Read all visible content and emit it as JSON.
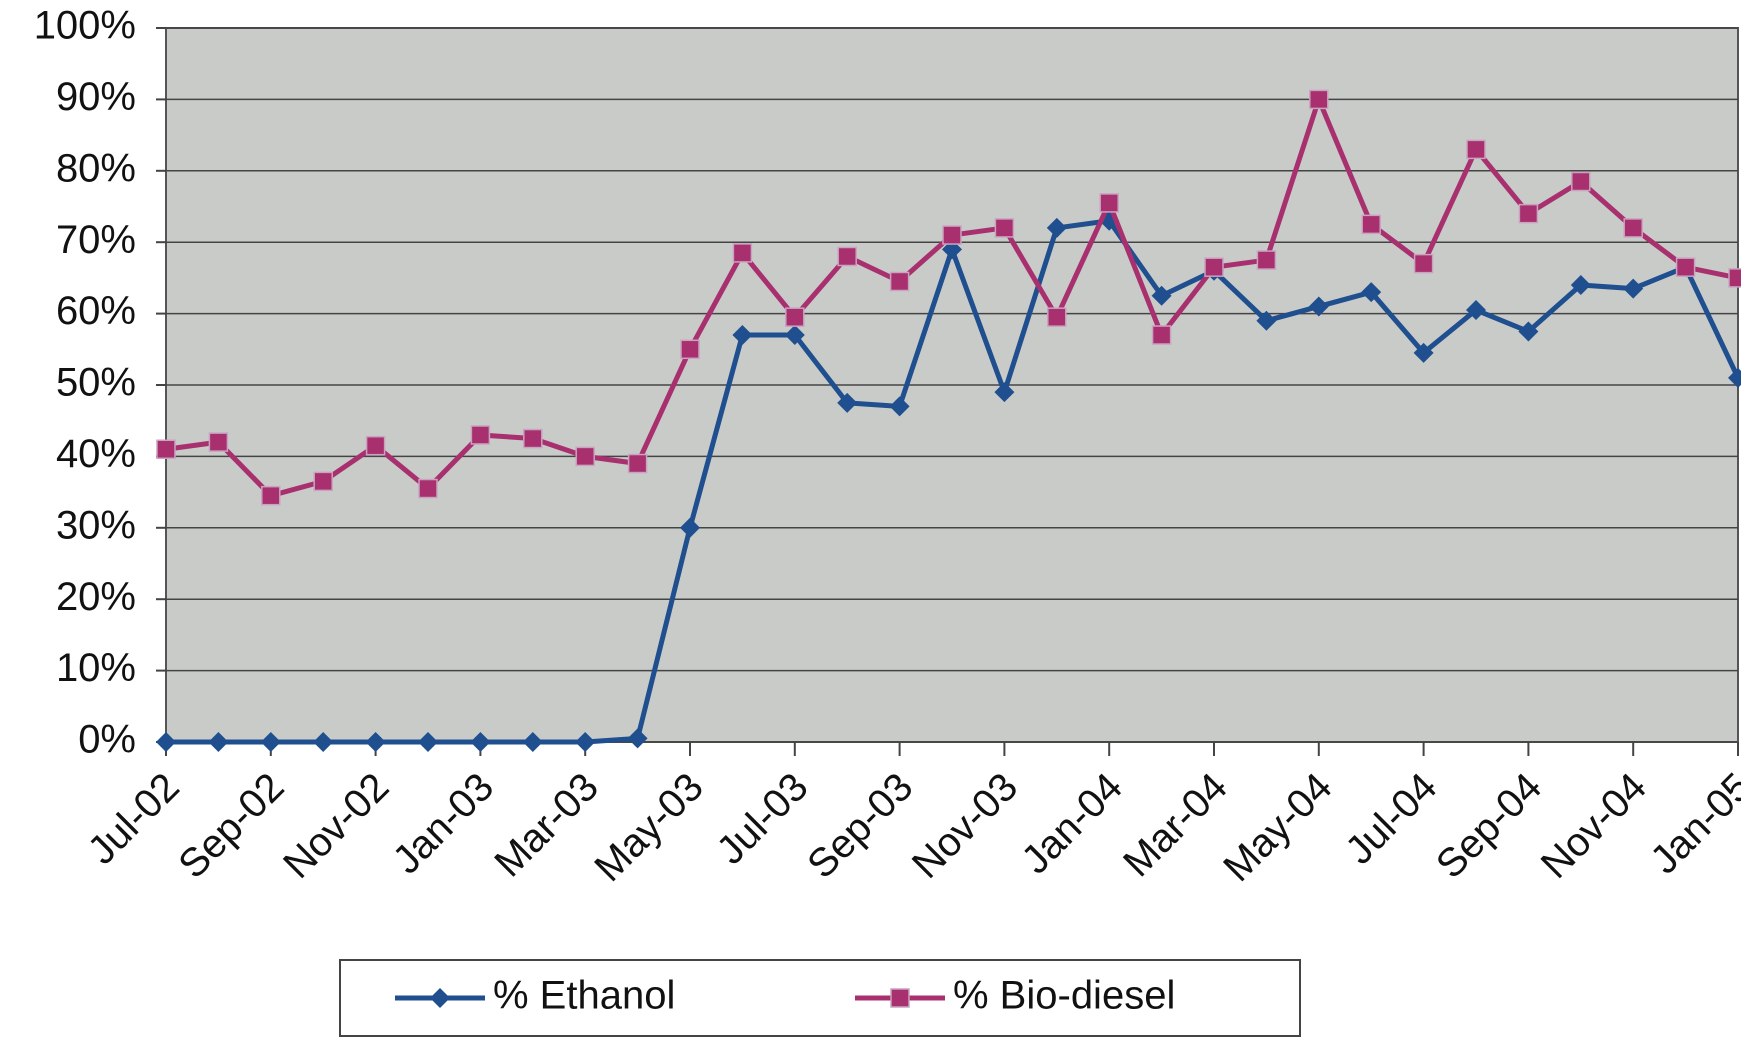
{
  "chart_data": {
    "type": "line",
    "categories": [
      "Jul-02",
      null,
      "Sep-02",
      null,
      "Nov-02",
      null,
      "Jan-03",
      null,
      "Mar-03",
      null,
      "May-03",
      null,
      "Jul-03",
      null,
      "Sep-03",
      null,
      "Nov-03",
      null,
      "Jan-04",
      null,
      "Mar-04",
      null,
      "May-04",
      null,
      "Jul-04",
      null,
      "Sep-04",
      null,
      "Nov-04",
      null,
      "Jan-05"
    ],
    "series": [
      {
        "name": "% Ethanol",
        "color": "#1f4f8f",
        "marker": "diamond",
        "values": [
          0,
          0,
          0,
          0,
          0,
          0,
          0,
          0,
          0,
          0.5,
          30,
          57,
          57,
          47.5,
          47,
          69,
          49,
          72,
          73,
          62.5,
          66,
          59,
          61,
          63,
          54.5,
          60.5,
          57.5,
          64,
          63.5,
          66.5,
          51
        ]
      },
      {
        "name": "% Bio-diesel",
        "color": "#a8306e",
        "marker": "square",
        "values": [
          41,
          42,
          34.5,
          36.5,
          41.5,
          35.5,
          43,
          42.5,
          40,
          39,
          55,
          68.5,
          59.5,
          68,
          64.5,
          71,
          72,
          59.5,
          75.5,
          57,
          66.5,
          67.5,
          90,
          72.5,
          67,
          83,
          74,
          78.5,
          72,
          66.5,
          65
        ]
      }
    ],
    "ylim": [
      0,
      100
    ],
    "yticks": [
      {
        "value": 0,
        "label": "0%"
      },
      {
        "value": 10,
        "label": "10%"
      },
      {
        "value": 20,
        "label": "20%"
      },
      {
        "value": 30,
        "label": "30%"
      },
      {
        "value": 40,
        "label": "40%"
      },
      {
        "value": 50,
        "label": "50%"
      },
      {
        "value": 60,
        "label": "60%"
      },
      {
        "value": 70,
        "label": "70%"
      },
      {
        "value": 80,
        "label": "80%"
      },
      {
        "value": 90,
        "label": "90%"
      },
      {
        "value": 100,
        "label": "100%"
      }
    ],
    "grid": true,
    "legend": "bottom"
  }
}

■ ■ ■ ■

**THE REQUEST**
Reproduce the material in full, word for word, and omit the pictures.

**ANSWER TO THE PROBLEM**
Read all visible content and emit it as JSON.
{
  "chart_data": {
    "type": "line",
    "categories": [
      "Jul-02",
      null,
      "Sep-02",
      null,
      "Nov-02",
      null,
      "Jan-03",
      null,
      "Mar-03",
      null,
      "May-03",
      null,
      "Jul-03",
      null,
      "Sep-03",
      null,
      "Nov-03",
      null,
      "Jan-04",
      null,
      "Mar-04",
      null,
      "May-04",
      null,
      "Jul-04",
      null,
      "Sep-04",
      null,
      "Nov-04",
      null,
      "Jan-05"
    ],
    "series": [
      {
        "name": "% Ethanol",
        "color": "#1f4f8f",
        "marker": "diamond",
        "values": [
          0,
          0,
          0,
          0,
          0,
          0,
          0,
          0,
          0,
          0.5,
          30,
          57,
          57,
          47.5,
          47,
          69,
          49,
          72,
          73,
          62.5,
          66,
          59,
          61,
          63,
          54.5,
          60.5,
          57.5,
          64,
          63.5,
          66.5,
          51
        ]
      },
      {
        "name": "% Bio-diesel",
        "color": "#a8306e",
        "marker": "square",
        "values": [
          41,
          42,
          34.5,
          36.5,
          41.5,
          35.5,
          43,
          42.5,
          40,
          39,
          55,
          68.5,
          59.5,
          68,
          64.5,
          71,
          72,
          59.5,
          75.5,
          57,
          66.5,
          67.5,
          90,
          72.5,
          67,
          83,
          74,
          78.5,
          72,
          66.5,
          65
        ]
      }
    ],
    "ylim": [
      0,
      100
    ],
    "yticks": [
      {
        "value": 0,
        "label": "0%"
      },
      {
        "value": 10,
        "label": "10%"
      },
      {
        "value": 20,
        "label": "20%"
      },
      {
        "value": 30,
        "label": "30%"
      },
      {
        "value": 40,
        "label": "40%"
      },
      {
        "value": 50,
        "label": "50%"
      },
      {
        "value": 60,
        "label": "60%"
      },
      {
        "value": 70,
        "label": "70%"
      },
      {
        "value": 80,
        "label": "80%"
      },
      {
        "value": 90,
        "label": "90%"
      },
      {
        "value": 100,
        "label": "100%"
      }
    ],
    "grid": true,
    "legend": "bottom"
  }
}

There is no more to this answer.